Required task
Copy out the lines word for word, from the first line through the line that contains "table-cell[interactable]: int(4): [292, 938, 571, 982]", and include both of those lines.

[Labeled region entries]
<<<<

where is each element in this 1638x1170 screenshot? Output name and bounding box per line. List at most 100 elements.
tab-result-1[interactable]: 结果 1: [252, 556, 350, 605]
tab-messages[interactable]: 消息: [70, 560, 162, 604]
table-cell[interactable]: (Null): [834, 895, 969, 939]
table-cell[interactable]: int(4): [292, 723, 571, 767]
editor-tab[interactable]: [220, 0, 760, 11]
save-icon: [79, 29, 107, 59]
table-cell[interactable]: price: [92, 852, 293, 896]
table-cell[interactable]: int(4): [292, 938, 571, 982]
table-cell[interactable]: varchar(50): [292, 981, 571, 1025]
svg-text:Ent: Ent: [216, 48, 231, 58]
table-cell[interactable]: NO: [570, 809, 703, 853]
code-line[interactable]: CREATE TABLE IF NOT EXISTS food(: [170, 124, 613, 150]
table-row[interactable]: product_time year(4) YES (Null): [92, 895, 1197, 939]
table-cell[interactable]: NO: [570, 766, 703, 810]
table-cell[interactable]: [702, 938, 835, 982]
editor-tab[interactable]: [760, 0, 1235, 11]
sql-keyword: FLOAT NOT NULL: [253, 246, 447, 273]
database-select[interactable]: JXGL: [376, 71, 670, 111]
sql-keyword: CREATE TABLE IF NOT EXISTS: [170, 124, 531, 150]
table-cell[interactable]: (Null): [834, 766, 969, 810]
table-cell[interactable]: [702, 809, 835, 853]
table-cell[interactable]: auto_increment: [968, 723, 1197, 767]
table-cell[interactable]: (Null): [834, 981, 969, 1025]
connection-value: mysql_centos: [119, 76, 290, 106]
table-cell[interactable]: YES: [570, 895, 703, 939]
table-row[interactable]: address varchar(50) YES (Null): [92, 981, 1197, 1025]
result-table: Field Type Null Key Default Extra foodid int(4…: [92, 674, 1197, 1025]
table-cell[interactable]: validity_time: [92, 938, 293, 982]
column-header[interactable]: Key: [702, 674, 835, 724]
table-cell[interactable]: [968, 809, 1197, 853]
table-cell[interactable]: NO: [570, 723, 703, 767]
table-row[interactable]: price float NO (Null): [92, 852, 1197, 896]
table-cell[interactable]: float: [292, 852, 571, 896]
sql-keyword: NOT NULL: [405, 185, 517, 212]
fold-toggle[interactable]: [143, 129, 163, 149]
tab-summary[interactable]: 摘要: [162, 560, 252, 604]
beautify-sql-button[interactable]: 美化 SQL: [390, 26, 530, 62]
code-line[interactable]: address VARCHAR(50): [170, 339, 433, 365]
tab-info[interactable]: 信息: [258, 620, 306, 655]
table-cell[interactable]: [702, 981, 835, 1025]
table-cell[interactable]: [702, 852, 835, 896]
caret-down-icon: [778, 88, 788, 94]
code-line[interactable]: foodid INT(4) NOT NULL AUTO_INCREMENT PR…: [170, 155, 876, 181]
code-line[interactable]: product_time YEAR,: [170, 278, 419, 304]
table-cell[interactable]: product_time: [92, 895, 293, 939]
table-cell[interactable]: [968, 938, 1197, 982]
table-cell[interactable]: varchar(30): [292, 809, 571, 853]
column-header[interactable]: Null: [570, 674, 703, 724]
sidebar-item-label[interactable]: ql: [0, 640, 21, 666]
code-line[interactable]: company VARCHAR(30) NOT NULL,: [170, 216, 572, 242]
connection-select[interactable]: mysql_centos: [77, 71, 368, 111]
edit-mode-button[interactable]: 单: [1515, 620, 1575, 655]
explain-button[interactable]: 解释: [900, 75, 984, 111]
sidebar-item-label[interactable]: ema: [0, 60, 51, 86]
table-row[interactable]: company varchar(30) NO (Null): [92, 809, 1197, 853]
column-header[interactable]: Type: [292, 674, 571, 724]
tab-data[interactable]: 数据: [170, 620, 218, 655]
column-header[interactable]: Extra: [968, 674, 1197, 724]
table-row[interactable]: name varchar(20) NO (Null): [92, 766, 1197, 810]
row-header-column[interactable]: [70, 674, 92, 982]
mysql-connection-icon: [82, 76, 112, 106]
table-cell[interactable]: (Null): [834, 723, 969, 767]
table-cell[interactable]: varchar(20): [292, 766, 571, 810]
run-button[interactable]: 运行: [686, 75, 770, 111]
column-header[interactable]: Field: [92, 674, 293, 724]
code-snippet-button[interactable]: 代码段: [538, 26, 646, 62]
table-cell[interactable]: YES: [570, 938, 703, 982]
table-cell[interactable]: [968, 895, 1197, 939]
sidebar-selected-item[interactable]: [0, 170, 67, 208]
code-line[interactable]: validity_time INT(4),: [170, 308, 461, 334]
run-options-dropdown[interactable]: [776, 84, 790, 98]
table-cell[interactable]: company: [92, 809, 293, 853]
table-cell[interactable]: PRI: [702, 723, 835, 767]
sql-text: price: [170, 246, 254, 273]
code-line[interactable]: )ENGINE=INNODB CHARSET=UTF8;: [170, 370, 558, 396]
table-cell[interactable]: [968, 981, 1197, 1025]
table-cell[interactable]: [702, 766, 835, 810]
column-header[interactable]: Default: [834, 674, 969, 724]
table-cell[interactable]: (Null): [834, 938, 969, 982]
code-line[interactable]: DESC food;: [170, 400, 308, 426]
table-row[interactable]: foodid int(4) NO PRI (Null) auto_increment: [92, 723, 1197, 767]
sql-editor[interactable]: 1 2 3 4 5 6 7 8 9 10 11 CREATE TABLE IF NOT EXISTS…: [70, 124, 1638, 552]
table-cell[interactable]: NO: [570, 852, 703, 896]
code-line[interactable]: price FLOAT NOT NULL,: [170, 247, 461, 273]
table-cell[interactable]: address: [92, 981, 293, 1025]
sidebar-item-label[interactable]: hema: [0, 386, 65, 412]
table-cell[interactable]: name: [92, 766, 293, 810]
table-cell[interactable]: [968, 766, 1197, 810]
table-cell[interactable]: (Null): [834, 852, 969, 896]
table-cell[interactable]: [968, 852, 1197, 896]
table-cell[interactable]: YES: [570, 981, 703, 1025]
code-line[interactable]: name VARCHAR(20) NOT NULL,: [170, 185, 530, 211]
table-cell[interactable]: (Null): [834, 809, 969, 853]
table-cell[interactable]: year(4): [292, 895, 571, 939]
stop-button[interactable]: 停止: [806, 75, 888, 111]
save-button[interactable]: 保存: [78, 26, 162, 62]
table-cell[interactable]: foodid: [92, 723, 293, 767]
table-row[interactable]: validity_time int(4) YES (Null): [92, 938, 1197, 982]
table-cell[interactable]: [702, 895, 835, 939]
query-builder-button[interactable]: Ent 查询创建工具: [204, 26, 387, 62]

>>>>

Response
where is each element in this 1638x1170 screenshot? Output name and bounding box per line. List at most 100 elements.
tab-result-1[interactable]: 结果 1: [252, 556, 350, 605]
tab-messages[interactable]: 消息: [70, 560, 162, 604]
table-cell[interactable]: (Null): [834, 895, 969, 939]
table-cell[interactable]: int(4): [292, 723, 571, 767]
editor-tab[interactable]: [220, 0, 760, 11]
save-icon: [79, 29, 107, 59]
table-cell[interactable]: price: [92, 852, 293, 896]
table-cell[interactable]: int(4): [292, 938, 571, 982]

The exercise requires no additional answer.